(Dataset items)

------------------------------------

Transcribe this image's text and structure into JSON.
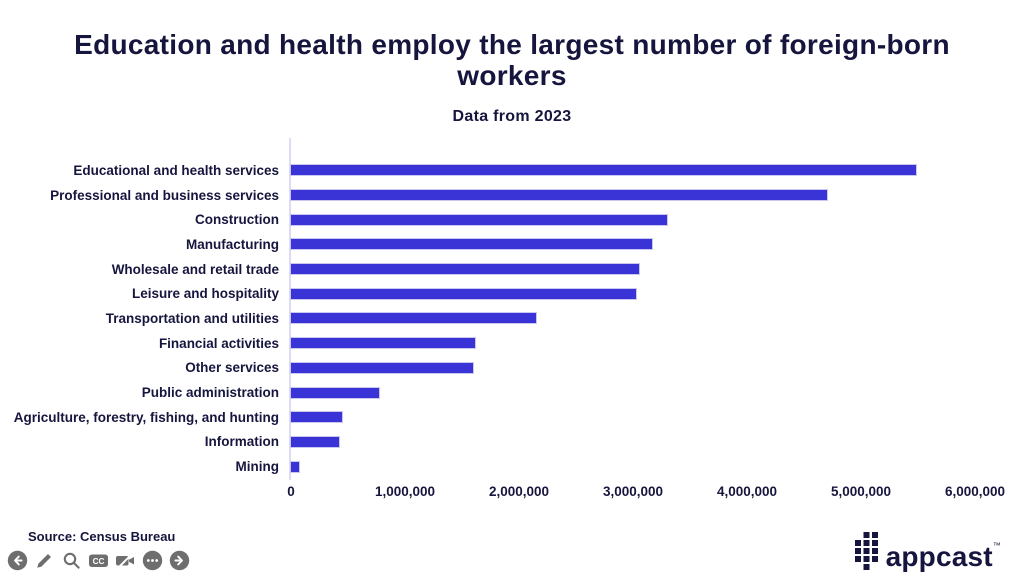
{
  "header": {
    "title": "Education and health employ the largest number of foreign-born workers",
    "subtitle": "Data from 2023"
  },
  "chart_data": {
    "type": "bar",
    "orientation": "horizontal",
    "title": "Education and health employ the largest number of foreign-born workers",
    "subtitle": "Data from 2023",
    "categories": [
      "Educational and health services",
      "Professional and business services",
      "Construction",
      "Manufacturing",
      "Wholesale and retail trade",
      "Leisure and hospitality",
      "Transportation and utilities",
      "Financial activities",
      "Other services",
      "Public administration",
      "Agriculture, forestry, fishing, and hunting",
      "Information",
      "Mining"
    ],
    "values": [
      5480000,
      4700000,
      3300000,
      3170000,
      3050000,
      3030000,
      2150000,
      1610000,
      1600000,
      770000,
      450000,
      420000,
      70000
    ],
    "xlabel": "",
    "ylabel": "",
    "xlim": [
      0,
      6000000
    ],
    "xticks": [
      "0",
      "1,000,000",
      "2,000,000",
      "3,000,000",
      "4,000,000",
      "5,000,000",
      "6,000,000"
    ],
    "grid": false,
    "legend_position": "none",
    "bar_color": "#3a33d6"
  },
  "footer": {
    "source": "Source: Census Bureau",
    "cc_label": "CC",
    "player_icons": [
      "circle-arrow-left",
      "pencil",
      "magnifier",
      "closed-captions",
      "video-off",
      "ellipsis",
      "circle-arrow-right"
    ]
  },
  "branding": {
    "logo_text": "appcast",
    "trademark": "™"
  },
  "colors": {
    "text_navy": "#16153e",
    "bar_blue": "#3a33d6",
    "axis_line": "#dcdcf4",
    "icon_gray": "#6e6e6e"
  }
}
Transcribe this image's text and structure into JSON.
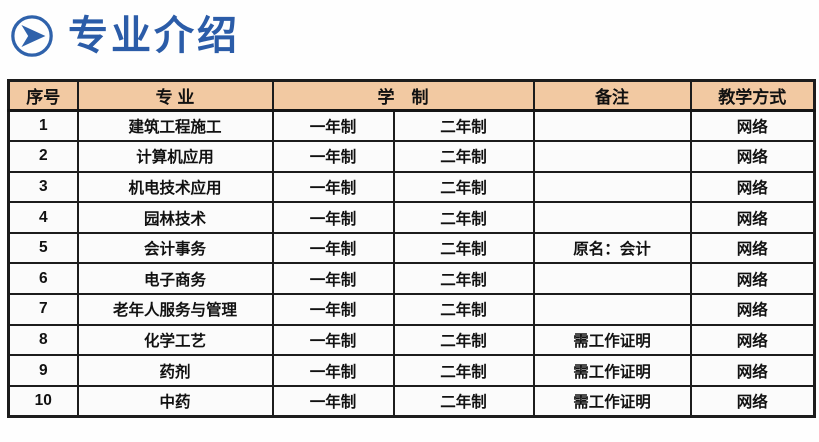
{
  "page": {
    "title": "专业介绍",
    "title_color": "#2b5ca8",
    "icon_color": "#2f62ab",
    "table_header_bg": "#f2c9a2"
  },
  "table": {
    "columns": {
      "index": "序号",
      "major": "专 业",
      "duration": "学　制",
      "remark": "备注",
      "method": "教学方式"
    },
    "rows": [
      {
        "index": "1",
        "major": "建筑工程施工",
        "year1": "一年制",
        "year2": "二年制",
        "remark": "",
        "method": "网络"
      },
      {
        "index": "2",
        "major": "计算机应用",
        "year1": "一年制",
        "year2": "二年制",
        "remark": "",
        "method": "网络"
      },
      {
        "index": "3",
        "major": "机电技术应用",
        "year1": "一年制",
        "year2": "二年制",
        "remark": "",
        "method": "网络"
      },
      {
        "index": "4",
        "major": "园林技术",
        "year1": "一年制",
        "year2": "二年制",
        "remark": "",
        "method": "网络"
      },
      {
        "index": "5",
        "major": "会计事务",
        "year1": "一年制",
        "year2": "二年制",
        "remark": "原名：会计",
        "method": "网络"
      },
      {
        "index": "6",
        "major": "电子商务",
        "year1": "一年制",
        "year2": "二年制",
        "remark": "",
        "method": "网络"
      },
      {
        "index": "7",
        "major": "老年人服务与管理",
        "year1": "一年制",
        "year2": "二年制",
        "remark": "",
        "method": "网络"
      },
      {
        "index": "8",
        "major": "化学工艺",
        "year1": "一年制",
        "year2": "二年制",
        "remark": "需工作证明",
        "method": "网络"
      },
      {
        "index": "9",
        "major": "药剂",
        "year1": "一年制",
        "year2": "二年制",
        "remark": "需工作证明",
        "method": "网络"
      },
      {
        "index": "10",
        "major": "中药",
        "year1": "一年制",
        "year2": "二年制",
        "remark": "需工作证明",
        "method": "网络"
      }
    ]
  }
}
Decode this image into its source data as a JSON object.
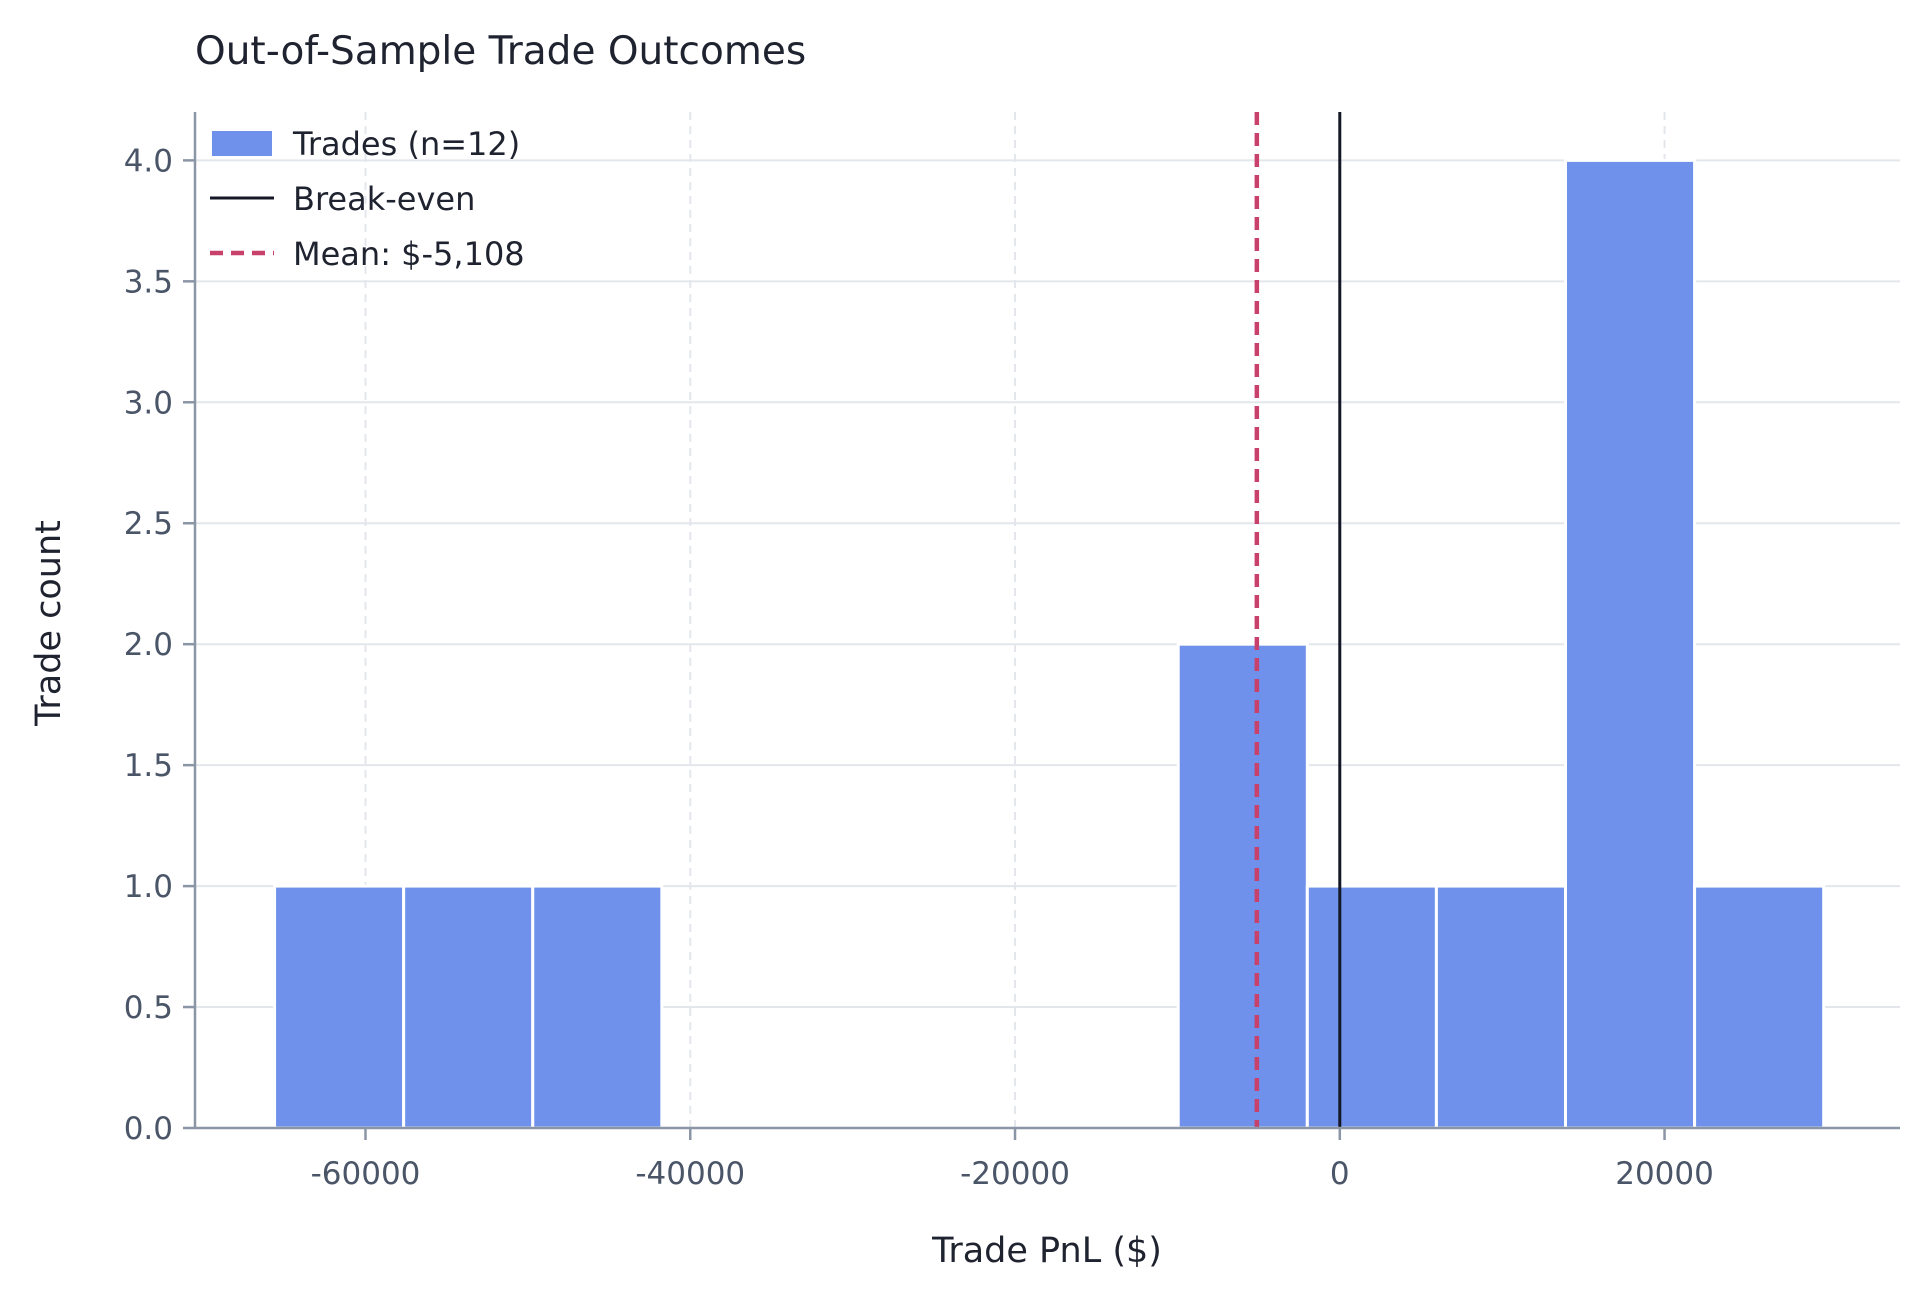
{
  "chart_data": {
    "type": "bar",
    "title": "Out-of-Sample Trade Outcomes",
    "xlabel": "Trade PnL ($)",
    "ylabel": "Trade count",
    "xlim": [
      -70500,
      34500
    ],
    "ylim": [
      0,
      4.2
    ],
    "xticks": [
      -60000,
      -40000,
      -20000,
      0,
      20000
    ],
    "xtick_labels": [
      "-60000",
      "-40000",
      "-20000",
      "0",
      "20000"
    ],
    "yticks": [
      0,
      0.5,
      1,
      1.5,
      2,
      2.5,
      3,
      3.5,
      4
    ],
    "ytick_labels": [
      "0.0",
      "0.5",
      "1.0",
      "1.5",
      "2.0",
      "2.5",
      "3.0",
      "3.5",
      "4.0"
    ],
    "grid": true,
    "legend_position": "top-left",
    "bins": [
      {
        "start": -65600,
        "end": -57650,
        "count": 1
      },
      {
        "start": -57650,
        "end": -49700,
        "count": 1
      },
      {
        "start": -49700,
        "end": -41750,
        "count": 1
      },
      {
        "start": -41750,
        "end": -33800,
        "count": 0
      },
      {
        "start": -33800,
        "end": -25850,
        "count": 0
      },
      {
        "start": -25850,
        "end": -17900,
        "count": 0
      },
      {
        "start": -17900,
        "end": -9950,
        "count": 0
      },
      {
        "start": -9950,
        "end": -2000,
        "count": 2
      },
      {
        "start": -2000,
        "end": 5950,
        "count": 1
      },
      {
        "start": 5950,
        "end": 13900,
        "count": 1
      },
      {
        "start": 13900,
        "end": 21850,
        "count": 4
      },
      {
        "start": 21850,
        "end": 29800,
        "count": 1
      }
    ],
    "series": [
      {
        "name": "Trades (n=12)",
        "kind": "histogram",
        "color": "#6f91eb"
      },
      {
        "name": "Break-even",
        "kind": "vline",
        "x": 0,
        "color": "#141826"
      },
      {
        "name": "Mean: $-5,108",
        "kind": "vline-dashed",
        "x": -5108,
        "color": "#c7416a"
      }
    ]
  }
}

------------------------------------

> **Stated task**: Go through the lines above. Select every one that has the string "circle".

> **Response**:
      "circle-arrow-left",
      "circle-arrow-right"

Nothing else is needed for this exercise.